TASK BRIEF:
Set down each record exactly as written.
--- Start ---
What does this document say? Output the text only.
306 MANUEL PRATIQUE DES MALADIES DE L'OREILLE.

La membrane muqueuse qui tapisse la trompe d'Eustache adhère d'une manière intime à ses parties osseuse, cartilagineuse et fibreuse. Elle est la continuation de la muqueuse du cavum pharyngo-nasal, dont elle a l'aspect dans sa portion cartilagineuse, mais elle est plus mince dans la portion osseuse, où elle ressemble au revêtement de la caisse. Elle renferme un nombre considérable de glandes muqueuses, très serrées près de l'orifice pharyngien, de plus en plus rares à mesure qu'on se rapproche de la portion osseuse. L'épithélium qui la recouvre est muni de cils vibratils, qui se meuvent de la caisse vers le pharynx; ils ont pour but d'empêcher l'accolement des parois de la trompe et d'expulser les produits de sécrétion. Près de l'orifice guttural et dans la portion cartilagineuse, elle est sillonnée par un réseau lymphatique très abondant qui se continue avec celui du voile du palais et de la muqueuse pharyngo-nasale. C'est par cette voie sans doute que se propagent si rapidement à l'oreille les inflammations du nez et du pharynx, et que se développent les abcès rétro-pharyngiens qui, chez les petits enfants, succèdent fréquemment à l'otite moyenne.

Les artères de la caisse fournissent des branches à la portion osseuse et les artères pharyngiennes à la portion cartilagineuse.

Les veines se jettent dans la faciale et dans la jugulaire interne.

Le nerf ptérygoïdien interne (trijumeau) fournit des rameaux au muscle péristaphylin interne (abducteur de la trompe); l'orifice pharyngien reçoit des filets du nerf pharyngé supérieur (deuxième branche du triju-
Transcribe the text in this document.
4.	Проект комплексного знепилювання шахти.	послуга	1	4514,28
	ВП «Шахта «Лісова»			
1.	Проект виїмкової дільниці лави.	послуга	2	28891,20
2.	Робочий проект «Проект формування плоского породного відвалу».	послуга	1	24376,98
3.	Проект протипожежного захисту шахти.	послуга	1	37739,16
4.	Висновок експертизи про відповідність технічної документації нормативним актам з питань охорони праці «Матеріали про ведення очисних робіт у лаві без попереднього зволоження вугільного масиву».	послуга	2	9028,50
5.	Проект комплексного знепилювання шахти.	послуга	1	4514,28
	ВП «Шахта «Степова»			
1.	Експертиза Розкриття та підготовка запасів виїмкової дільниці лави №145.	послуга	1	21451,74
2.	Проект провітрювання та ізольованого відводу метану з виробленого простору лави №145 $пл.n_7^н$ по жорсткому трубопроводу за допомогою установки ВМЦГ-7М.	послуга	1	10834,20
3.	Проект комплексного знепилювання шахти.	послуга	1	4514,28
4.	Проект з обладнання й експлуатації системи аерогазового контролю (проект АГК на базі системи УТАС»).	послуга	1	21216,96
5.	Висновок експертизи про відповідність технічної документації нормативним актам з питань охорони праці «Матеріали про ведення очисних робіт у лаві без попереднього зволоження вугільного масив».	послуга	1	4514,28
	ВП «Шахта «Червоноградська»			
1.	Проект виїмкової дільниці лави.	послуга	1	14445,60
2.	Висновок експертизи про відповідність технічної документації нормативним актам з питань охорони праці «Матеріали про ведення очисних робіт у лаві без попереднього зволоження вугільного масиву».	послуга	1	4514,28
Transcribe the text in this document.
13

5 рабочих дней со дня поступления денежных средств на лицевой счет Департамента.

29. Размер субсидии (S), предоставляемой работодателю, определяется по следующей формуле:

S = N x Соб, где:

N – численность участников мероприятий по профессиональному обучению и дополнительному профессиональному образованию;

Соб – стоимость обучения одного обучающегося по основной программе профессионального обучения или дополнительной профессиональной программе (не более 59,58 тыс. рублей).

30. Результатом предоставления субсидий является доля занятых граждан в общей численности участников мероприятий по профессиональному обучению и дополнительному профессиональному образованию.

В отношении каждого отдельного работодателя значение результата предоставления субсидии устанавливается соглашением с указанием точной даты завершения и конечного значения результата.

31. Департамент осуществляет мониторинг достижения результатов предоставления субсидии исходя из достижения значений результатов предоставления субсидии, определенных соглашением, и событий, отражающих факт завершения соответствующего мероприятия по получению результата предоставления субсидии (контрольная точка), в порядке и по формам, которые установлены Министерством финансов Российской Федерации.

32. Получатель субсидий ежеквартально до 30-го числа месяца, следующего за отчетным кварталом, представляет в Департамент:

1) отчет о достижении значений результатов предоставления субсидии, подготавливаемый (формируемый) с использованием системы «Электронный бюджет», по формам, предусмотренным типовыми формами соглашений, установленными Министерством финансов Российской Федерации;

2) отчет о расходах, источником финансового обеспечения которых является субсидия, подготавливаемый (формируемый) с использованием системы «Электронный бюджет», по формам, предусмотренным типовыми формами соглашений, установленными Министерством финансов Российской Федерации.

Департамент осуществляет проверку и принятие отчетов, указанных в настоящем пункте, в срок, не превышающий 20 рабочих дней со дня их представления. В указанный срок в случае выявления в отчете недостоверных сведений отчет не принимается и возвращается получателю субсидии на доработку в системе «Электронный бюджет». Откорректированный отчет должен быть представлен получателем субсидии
--- End ---
THE ANSWER:
What does this document say? Output the text only.
306 MANUEL PRATIQUE DES MALADIES DE L'OREILLE.

La membrane muqueuse qui tapisse la trompe d'Eustache adhère d'une manière intime à ses parties osseuse, cartilagineuse et fibreuse. Elle est la continuation de la muqueuse du cavum pharyngo-nasal, dont elle a l'aspect dans sa portion cartilagineuse, mais elle est plus mince dans la portion osseuse, où elle ressemble au revêtement de la caisse. Elle renferme un nombre considérable de glandes muqueuses, très serrées près de l'orifice pharyngien, de plus en plus rares à mesure qu'on se rapproche de la portion osseuse. L'épithélium qui la recouvre est muni de cils vibratils, qui se meuvent de la caisse vers le pharynx; ils ont pour but d'empêcher l'accolement des parois de la trompe et d'expulser les produits de sécrétion. Près de l'orifice guttural et dans la portion cartilagineuse, elle est sillonnée par un réseau lymphatique très abondant qui se continue avec celui du voile du palais et de la muqueuse pharyngo-nasale. C'est par cette voie sans doute que se propagent si rapidement à l'oreille les inflammations du nez et du pharynx, et que se développent les abcès rétro-pharyngiens qui, chez les petits enfants, succèdent fréquemment à l'otite moyenne.

Les artères de la caisse fournissent des branches à la portion osseuse et les artères pharyngiennes à la portion cartilagineuse.

Les veines se jettent dans la faciale et dans la jugulaire interne.

Le nerf ptérygoïdien interne (trijumeau) fournit des rameaux au muscle péristaphylin interne (abducteur de la trompe); l'orifice pharyngien reçoit des filets du nerf pharyngé supérieur (deuxième branche du triju-
Transcribe the text in this document.
4.	Проект комплексного знепилювання шахти.	послуга	1	4514,28
	ВП «Шахта «Лісова»			
1.	Проект виїмкової дільниці лави.	послуга	2	28891,20
2.	Робочий проект «Проект формування плоского породного відвалу».	послуга	1	24376,98
3.	Проект протипожежного захисту шахти.	послуга	1	37739,16
4.	Висновок експертизи про відповідність технічної документації нормативним актам з питань охорони праці «Матеріали про ведення очисних робіт у лаві без попереднього зволоження вугільного масиву».	послуга	2	9028,50
5.	Проект комплексного знепилювання шахти.	послуга	1	4514,28
	ВП «Шахта «Степова»			
1.	Експертиза Розкриття та підготовка запасів виїмкової дільниці лави №145.	послуга	1	21451,74
2.	Проект провітрювання та ізольованого відводу метану з виробленого простору лави №145 $пл.n_7^н$ по жорсткому трубопроводу за допомогою установки ВМЦГ-7М.	послуга	1	10834,20
3.	Проект комплексного знепилювання шахти.	послуга	1	4514,28
4.	Проект з обладнання й експлуатації системи аерогазового контролю (проект АГК на базі системи УТАС»).	послуга	1	21216,96
5.	Висновок експертизи про відповідність технічної документації нормативним актам з питань охорони праці «Матеріали про ведення очисних робіт у лаві без попереднього зволоження вугільного масив».	послуга	1	4514,28
	ВП «Шахта «Червоноградська»			
1.	Проект виїмкової дільниці лави.	послуга	1	14445,60
2.	Висновок експертизи про відповідність технічної документації нормативним актам з питань охорони праці «Матеріали про ведення очисних робіт у лаві без попереднього зволоження вугільного масиву».	послуга	1	4514,28
Transcribe the text in this document.
13

5 рабочих дней со дня поступления денежных средств на лицевой счет Департамента.

29. Размер субсидии (S), предоставляемой работодателю, определяется по следующей формуле:

S = N x Соб, где:

N – численность участников мероприятий по профессиональному обучению и дополнительному профессиональному образованию;

Соб – стоимость обучения одного обучающегося по основной программе профессионального обучения или дополнительной профессиональной программе (не более 59,58 тыс. рублей).

30. Результатом предоставления субсидий является доля занятых граждан в общей численности участников мероприятий по профессиональному обучению и дополнительному профессиональному образованию.

В отношении каждого отдельного работодателя значение результата предоставления субсидии устанавливается соглашением с указанием точной даты завершения и конечного значения результата.

31. Департамент осуществляет мониторинг достижения результатов предоставления субсидии исходя из достижения значений результатов предоставления субсидии, определенных соглашением, и событий, отражающих факт завершения соответствующего мероприятия по получению результата предоставления субсидии (контрольная точка), в порядке и по формам, которые установлены Министерством финансов Российской Федерации.

32. Получатель субсидий ежеквартально до 30-го числа месяца, следующего за отчетным кварталом, представляет в Департамент:

1) отчет о достижении значений результатов предоставления субсидии, подготавливаемый (формируемый) с использованием системы «Электронный бюджет», по формам, предусмотренным типовыми формами соглашений, установленными Министерством финансов Российской Федерации;

2) отчет о расходах, источником финансового обеспечения которых является субсидия, подготавливаемый (формируемый) с использованием системы «Электронный бюджет», по формам, предусмотренным типовыми формами соглашений, установленными Министерством финансов Российской Федерации.

Департамент осуществляет проверку и принятие отчетов, указанных в настоящем пункте, в срок, не превышающий 20 рабочих дней со дня их представления. В указанный срок в случае выявления в отчете недостоверных сведений отчет не принимается и возвращается получателю субсидии на доработку в системе «Электронный бюджет». Откорректированный отчет должен быть представлен получателем субсидии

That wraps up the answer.